Task directions: Report the total number of lines that include the string "screenshot", without any other text.

## start

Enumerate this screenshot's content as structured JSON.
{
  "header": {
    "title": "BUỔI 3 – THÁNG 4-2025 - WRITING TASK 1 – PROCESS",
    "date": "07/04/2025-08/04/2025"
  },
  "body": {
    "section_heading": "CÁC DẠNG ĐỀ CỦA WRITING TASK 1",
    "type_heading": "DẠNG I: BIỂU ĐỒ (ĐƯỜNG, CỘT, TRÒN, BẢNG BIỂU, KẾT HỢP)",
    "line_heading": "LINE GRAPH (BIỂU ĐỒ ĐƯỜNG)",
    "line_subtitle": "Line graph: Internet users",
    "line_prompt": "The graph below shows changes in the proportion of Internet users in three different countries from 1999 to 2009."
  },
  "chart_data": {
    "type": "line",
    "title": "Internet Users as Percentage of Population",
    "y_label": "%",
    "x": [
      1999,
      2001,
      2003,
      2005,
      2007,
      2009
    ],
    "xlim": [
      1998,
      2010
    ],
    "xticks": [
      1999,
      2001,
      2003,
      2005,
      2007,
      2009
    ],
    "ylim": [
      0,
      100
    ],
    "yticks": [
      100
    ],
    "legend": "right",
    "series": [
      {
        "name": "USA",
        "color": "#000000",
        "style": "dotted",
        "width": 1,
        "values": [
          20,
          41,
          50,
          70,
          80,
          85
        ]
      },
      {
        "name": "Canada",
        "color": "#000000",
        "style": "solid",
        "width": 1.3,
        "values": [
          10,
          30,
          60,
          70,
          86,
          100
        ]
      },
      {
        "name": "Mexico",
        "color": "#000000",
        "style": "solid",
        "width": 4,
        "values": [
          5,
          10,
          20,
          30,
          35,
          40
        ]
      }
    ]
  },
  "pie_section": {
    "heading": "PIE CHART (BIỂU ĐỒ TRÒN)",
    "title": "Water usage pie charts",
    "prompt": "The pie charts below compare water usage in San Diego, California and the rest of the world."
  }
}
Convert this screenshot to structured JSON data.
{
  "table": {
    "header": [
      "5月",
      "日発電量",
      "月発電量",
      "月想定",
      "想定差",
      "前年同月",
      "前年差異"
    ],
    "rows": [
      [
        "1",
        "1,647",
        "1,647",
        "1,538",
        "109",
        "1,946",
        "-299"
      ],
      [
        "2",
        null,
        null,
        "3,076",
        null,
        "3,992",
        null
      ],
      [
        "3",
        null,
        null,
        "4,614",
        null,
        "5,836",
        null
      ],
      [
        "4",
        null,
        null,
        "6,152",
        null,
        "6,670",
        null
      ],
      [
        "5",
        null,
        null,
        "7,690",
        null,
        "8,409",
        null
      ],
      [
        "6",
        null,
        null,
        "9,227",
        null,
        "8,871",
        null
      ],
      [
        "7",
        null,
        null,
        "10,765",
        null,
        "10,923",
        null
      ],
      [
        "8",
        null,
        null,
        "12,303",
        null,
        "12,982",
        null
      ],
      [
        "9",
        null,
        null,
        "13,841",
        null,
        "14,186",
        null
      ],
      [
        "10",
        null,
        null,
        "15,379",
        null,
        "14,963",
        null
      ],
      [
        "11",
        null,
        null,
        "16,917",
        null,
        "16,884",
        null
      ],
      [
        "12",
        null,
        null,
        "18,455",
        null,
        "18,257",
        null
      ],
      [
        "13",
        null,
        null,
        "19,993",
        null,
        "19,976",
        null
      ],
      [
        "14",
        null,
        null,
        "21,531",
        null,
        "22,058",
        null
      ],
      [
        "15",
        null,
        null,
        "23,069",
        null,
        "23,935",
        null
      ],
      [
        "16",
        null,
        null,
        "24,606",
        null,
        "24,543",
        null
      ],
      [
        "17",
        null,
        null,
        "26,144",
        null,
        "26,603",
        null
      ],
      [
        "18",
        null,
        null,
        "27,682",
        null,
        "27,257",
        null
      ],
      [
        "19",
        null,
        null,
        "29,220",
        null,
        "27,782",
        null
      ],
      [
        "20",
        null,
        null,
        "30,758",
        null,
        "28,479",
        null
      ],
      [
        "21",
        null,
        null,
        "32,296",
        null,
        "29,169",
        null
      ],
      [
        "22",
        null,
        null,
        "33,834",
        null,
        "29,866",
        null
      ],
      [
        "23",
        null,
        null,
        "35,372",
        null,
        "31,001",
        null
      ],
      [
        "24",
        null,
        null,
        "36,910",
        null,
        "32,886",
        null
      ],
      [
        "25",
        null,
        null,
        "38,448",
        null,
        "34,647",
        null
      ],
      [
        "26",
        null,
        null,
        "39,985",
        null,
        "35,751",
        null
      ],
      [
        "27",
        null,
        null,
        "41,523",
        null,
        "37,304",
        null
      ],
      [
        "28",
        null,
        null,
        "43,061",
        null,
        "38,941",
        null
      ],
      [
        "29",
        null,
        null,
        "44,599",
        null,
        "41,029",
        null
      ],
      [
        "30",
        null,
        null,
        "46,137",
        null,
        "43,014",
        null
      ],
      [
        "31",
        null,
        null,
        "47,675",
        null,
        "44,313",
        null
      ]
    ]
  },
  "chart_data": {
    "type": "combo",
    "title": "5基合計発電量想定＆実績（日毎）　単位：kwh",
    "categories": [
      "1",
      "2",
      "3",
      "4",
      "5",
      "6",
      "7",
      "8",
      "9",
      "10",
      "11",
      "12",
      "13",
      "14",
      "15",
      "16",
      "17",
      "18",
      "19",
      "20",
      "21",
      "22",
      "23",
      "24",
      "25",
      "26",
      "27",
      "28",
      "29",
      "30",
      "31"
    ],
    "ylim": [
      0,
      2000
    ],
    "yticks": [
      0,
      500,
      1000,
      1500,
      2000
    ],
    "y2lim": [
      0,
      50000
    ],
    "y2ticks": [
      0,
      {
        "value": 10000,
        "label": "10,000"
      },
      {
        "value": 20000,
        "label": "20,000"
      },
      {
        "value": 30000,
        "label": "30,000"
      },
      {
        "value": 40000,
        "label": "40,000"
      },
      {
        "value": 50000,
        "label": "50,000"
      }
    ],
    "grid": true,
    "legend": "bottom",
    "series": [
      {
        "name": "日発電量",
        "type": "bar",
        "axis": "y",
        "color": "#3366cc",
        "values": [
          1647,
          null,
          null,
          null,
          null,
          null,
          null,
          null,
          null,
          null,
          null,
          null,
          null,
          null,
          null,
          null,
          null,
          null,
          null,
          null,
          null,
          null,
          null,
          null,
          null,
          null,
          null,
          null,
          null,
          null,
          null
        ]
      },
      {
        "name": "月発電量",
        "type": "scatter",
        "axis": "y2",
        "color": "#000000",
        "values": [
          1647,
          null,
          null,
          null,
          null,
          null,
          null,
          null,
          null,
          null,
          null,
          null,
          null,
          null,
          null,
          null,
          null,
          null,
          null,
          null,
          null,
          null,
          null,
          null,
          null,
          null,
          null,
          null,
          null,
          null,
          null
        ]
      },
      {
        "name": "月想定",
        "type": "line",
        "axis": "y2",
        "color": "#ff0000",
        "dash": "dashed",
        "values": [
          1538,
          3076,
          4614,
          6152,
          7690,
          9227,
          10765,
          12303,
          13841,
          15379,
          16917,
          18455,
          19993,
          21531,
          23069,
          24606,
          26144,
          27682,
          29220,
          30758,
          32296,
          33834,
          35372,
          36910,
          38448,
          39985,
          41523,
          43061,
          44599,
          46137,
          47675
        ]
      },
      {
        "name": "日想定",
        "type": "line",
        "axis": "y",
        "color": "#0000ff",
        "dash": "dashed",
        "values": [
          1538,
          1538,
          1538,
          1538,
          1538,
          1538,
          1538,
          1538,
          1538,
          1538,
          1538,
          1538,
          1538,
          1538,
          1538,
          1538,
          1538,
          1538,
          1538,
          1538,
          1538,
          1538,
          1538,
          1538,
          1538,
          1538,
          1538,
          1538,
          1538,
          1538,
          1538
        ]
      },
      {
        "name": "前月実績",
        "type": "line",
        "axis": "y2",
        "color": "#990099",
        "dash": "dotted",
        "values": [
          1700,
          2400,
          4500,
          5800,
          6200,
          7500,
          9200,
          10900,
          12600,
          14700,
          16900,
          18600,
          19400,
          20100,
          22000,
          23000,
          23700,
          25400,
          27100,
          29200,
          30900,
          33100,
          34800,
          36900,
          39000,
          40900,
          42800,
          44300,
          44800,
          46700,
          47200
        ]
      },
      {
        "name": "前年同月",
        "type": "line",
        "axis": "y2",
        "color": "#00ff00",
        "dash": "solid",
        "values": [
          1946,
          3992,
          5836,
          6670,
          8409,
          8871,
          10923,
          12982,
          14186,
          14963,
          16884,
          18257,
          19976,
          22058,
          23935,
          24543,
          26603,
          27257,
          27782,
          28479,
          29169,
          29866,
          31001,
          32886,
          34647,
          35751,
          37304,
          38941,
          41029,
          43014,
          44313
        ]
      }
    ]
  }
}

## end

Expected output: 2